** Start **

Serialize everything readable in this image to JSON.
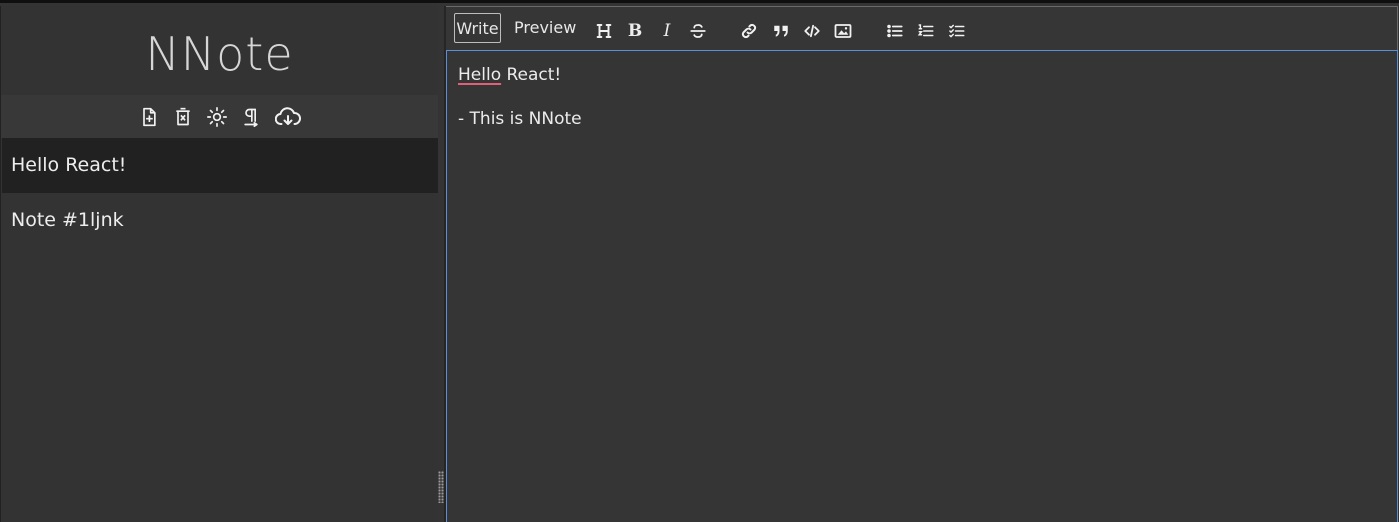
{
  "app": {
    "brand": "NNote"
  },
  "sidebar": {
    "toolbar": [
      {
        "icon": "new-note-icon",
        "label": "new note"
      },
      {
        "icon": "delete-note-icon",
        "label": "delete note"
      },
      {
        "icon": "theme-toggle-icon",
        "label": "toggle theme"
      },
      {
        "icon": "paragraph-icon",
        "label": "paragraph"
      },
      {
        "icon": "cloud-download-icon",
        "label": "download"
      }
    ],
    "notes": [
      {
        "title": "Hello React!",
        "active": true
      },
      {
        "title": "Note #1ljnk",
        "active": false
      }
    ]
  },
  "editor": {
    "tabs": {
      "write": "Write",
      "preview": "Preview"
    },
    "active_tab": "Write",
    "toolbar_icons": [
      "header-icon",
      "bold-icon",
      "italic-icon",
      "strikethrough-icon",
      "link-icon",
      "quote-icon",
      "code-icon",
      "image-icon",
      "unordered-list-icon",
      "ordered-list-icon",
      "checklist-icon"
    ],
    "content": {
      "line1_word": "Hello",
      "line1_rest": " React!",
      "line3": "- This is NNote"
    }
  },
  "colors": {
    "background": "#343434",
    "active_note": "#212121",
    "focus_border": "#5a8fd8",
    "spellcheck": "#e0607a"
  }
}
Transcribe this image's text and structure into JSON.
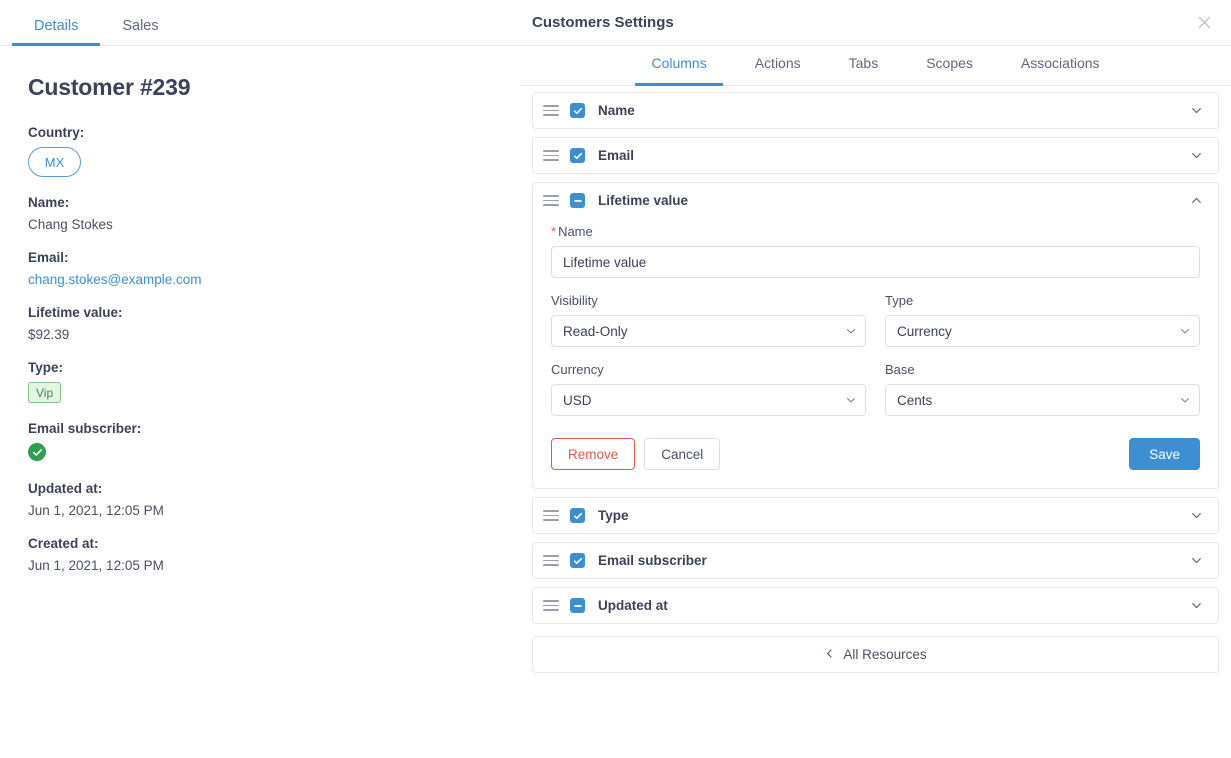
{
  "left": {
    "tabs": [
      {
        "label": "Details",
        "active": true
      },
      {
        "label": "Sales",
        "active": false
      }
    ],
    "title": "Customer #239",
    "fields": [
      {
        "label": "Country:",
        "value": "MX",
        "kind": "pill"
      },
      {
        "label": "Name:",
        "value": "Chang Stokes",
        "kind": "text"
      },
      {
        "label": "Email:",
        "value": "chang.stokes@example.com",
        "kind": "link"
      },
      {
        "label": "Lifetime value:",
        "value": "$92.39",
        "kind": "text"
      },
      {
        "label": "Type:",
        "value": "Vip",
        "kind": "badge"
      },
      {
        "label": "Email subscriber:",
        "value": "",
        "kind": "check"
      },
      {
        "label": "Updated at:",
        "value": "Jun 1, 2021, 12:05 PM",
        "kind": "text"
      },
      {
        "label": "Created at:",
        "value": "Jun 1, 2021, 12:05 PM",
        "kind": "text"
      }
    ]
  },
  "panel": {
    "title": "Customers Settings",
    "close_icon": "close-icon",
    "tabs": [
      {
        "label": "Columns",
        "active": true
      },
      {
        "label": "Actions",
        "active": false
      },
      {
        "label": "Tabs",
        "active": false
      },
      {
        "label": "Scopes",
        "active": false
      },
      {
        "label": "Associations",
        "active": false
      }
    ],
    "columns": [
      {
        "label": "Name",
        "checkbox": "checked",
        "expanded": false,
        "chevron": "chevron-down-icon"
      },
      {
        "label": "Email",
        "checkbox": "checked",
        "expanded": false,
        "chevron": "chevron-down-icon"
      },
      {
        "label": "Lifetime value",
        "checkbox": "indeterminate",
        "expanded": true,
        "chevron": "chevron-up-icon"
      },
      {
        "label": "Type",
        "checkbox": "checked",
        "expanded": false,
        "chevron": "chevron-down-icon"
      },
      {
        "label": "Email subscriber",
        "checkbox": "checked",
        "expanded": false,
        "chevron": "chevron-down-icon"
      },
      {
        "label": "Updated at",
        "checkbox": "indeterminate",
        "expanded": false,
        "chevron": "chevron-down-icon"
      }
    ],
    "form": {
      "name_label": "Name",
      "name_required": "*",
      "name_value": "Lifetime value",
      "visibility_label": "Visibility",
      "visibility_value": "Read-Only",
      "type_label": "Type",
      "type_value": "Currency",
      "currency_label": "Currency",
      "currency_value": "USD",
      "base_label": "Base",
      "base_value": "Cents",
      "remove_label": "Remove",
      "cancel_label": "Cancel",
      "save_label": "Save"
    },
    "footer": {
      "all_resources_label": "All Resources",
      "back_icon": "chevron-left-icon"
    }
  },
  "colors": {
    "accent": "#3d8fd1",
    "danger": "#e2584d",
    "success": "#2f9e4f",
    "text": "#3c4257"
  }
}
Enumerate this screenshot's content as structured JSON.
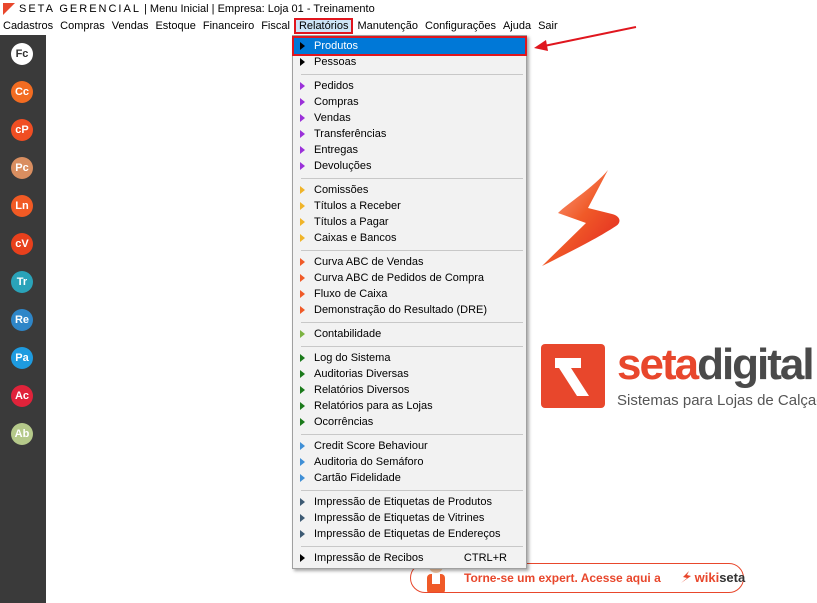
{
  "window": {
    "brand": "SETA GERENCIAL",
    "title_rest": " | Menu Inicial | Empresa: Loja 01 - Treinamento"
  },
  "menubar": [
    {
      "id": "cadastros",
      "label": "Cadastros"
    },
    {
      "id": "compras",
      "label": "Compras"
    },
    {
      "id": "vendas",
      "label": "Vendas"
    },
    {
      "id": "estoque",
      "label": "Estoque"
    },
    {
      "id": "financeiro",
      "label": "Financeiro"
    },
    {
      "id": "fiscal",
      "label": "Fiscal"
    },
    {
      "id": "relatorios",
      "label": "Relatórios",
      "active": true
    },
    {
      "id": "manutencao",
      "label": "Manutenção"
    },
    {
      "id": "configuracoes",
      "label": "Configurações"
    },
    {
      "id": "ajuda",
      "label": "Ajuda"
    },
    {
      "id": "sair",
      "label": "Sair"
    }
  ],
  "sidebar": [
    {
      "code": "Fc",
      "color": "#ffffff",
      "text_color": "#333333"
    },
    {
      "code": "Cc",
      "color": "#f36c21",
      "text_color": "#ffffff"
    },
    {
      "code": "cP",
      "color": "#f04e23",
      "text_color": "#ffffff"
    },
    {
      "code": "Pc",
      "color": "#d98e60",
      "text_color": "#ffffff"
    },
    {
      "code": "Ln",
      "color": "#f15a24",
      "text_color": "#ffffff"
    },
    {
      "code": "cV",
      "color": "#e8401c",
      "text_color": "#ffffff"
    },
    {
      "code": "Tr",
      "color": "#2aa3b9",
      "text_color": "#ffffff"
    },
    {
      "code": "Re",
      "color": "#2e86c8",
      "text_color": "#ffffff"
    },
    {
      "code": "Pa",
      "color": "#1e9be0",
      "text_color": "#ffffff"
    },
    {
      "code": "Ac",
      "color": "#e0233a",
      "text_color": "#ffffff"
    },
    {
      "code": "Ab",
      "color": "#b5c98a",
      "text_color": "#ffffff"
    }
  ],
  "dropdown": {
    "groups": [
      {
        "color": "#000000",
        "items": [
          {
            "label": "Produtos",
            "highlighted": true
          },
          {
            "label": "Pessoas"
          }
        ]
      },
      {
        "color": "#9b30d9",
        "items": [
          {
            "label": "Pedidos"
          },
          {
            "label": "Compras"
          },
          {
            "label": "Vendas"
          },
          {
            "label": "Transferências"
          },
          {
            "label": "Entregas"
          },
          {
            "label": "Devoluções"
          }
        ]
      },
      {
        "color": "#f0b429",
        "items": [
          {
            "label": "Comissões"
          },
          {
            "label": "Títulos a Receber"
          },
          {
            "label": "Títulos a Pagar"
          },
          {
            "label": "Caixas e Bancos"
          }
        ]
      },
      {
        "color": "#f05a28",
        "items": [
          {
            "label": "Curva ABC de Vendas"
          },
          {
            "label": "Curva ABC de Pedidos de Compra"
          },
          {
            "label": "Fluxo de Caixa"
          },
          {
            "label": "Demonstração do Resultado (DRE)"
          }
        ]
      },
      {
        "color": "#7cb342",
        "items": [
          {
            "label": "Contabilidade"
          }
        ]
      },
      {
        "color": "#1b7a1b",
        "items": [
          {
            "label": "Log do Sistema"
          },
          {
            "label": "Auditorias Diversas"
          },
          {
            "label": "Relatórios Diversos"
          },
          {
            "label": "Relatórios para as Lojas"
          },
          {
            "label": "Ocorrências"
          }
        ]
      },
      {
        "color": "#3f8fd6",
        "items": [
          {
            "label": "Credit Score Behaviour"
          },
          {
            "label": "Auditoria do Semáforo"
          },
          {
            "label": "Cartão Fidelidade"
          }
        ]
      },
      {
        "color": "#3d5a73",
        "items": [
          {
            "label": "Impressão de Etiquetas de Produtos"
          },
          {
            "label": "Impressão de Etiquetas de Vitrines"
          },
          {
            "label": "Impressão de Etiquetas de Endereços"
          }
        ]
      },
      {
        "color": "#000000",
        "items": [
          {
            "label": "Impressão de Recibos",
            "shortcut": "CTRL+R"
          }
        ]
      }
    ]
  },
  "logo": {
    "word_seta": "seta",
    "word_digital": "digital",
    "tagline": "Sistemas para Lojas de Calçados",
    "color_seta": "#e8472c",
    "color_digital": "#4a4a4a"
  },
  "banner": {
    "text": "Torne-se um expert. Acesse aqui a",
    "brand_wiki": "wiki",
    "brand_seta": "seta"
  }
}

** End **

• Stated problem:
Find and copy each line above that includes the string "subscriber".

• Exercise answer:
        "label": "Email subscriber:",
        "label": "Email subscriber",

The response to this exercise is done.